Chart and figure data
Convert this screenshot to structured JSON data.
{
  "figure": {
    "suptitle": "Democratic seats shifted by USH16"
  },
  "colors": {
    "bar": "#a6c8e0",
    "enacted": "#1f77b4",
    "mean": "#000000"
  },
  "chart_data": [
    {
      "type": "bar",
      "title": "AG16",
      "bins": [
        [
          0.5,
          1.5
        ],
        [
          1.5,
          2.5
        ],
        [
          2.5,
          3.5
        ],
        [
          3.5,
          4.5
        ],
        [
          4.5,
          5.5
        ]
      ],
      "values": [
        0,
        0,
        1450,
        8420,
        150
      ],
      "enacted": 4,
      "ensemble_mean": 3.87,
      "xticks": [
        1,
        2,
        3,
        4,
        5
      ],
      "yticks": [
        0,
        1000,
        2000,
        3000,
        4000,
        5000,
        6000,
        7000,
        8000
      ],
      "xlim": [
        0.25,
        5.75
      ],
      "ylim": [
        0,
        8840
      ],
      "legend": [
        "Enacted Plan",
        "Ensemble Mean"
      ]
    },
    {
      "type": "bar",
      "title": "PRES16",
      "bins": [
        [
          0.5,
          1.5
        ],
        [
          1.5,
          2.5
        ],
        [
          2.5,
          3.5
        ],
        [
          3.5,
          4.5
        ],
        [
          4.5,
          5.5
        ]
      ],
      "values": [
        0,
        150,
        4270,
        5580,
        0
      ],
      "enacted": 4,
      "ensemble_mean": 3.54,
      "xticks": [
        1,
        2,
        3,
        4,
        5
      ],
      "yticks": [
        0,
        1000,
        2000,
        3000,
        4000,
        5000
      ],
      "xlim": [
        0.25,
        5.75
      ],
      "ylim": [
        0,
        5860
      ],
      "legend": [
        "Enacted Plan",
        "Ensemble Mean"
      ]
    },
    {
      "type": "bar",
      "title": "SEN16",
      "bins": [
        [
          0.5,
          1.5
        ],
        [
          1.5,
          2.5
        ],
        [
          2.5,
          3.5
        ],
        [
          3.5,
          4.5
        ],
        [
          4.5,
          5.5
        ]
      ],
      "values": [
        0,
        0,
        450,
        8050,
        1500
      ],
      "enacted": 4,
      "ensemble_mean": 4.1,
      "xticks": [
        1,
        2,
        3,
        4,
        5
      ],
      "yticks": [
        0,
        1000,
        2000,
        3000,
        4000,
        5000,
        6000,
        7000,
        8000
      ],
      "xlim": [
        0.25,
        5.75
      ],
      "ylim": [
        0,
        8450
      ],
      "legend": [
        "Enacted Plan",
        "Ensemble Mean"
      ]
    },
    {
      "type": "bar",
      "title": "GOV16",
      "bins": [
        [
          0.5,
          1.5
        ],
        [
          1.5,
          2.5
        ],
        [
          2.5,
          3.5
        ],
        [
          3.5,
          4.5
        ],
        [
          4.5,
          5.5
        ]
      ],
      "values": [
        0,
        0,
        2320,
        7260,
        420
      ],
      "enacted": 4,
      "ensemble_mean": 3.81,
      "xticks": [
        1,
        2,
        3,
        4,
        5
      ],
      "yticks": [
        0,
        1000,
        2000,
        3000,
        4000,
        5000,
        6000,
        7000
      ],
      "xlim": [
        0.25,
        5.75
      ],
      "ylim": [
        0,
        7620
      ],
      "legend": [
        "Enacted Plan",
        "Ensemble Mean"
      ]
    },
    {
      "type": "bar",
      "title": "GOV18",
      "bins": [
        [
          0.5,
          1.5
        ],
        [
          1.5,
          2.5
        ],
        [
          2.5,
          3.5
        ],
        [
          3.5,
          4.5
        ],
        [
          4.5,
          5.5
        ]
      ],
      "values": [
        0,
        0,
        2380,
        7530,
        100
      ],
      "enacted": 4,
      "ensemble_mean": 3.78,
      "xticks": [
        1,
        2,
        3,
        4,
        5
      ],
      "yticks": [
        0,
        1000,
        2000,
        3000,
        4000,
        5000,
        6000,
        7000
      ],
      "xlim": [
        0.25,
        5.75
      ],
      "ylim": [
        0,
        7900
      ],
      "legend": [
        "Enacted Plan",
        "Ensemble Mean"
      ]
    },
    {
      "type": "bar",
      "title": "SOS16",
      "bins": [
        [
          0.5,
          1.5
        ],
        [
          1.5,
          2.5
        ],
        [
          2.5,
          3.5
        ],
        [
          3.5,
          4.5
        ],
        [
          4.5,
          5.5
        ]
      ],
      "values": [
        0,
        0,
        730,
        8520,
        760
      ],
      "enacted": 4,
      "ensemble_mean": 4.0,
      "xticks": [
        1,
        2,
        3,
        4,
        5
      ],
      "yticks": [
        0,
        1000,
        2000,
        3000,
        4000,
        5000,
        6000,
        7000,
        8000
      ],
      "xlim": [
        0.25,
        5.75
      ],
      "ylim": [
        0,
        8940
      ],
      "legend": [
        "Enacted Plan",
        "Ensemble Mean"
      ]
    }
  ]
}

▸ **Task to carry out**
Copy down the material exactly as written.

▸ **Result below**
Convert this screenshot to structured JSON data.
{
  "figure": {
    "suptitle": "Democratic seats shifted by USH16"
  },
  "colors": {
    "bar": "#a6c8e0",
    "enacted": "#1f77b4",
    "mean": "#000000"
  },
  "chart_data": [
    {
      "type": "bar",
      "title": "AG16",
      "bins": [
        [
          0.5,
          1.5
        ],
        [
          1.5,
          2.5
        ],
        [
          2.5,
          3.5
        ],
        [
          3.5,
          4.5
        ],
        [
          4.5,
          5.5
        ]
      ],
      "values": [
        0,
        0,
        1450,
        8420,
        150
      ],
      "enacted": 4,
      "ensemble_mean": 3.87,
      "xticks": [
        1,
        2,
        3,
        4,
        5
      ],
      "yticks": [
        0,
        1000,
        2000,
        3000,
        4000,
        5000,
        6000,
        7000,
        8000
      ],
      "xlim": [
        0.25,
        5.75
      ],
      "ylim": [
        0,
        8840
      ],
      "legend": [
        "Enacted Plan",
        "Ensemble Mean"
      ]
    },
    {
      "type": "bar",
      "title": "PRES16",
      "bins": [
        [
          0.5,
          1.5
        ],
        [
          1.5,
          2.5
        ],
        [
          2.5,
          3.5
        ],
        [
          3.5,
          4.5
        ],
        [
          4.5,
          5.5
        ]
      ],
      "values": [
        0,
        150,
        4270,
        5580,
        0
      ],
      "enacted": 4,
      "ensemble_mean": 3.54,
      "xticks": [
        1,
        2,
        3,
        4,
        5
      ],
      "yticks": [
        0,
        1000,
        2000,
        3000,
        4000,
        5000
      ],
      "xlim": [
        0.25,
        5.75
      ],
      "ylim": [
        0,
        5860
      ],
      "legend": [
        "Enacted Plan",
        "Ensemble Mean"
      ]
    },
    {
      "type": "bar",
      "title": "SEN16",
      "bins": [
        [
          0.5,
          1.5
        ],
        [
          1.5,
          2.5
        ],
        [
          2.5,
          3.5
        ],
        [
          3.5,
          4.5
        ],
        [
          4.5,
          5.5
        ]
      ],
      "values": [
        0,
        0,
        450,
        8050,
        1500
      ],
      "enacted": 4,
      "ensemble_mean": 4.1,
      "xticks": [
        1,
        2,
        3,
        4,
        5
      ],
      "yticks": [
        0,
        1000,
        2000,
        3000,
        4000,
        5000,
        6000,
        7000,
        8000
      ],
      "xlim": [
        0.25,
        5.75
      ],
      "ylim": [
        0,
        8450
      ],
      "legend": [
        "Enacted Plan",
        "Ensemble Mean"
      ]
    },
    {
      "type": "bar",
      "title": "GOV16",
      "bins": [
        [
          0.5,
          1.5
        ],
        [
          1.5,
          2.5
        ],
        [
          2.5,
          3.5
        ],
        [
          3.5,
          4.5
        ],
        [
          4.5,
          5.5
        ]
      ],
      "values": [
        0,
        0,
        2320,
        7260,
        420
      ],
      "enacted": 4,
      "ensemble_mean": 3.81,
      "xticks": [
        1,
        2,
        3,
        4,
        5
      ],
      "yticks": [
        0,
        1000,
        2000,
        3000,
        4000,
        5000,
        6000,
        7000
      ],
      "xlim": [
        0.25,
        5.75
      ],
      "ylim": [
        0,
        7620
      ],
      "legend": [
        "Enacted Plan",
        "Ensemble Mean"
      ]
    },
    {
      "type": "bar",
      "title": "GOV18",
      "bins": [
        [
          0.5,
          1.5
        ],
        [
          1.5,
          2.5
        ],
        [
          2.5,
          3.5
        ],
        [
          3.5,
          4.5
        ],
        [
          4.5,
          5.5
        ]
      ],
      "values": [
        0,
        0,
        2380,
        7530,
        100
      ],
      "enacted": 4,
      "ensemble_mean": 3.78,
      "xticks": [
        1,
        2,
        3,
        4,
        5
      ],
      "yticks": [
        0,
        1000,
        2000,
        3000,
        4000,
        5000,
        6000,
        7000
      ],
      "xlim": [
        0.25,
        5.75
      ],
      "ylim": [
        0,
        7900
      ],
      "legend": [
        "Enacted Plan",
        "Ensemble Mean"
      ]
    },
    {
      "type": "bar",
      "title": "SOS16",
      "bins": [
        [
          0.5,
          1.5
        ],
        [
          1.5,
          2.5
        ],
        [
          2.5,
          3.5
        ],
        [
          3.5,
          4.5
        ],
        [
          4.5,
          5.5
        ]
      ],
      "values": [
        0,
        0,
        730,
        8520,
        760
      ],
      "enacted": 4,
      "ensemble_mean": 4.0,
      "xticks": [
        1,
        2,
        3,
        4,
        5
      ],
      "yticks": [
        0,
        1000,
        2000,
        3000,
        4000,
        5000,
        6000,
        7000,
        8000
      ],
      "xlim": [
        0.25,
        5.75
      ],
      "ylim": [
        0,
        8940
      ],
      "legend": [
        "Enacted Plan",
        "Ensemble Mean"
      ]
    }
  ]
}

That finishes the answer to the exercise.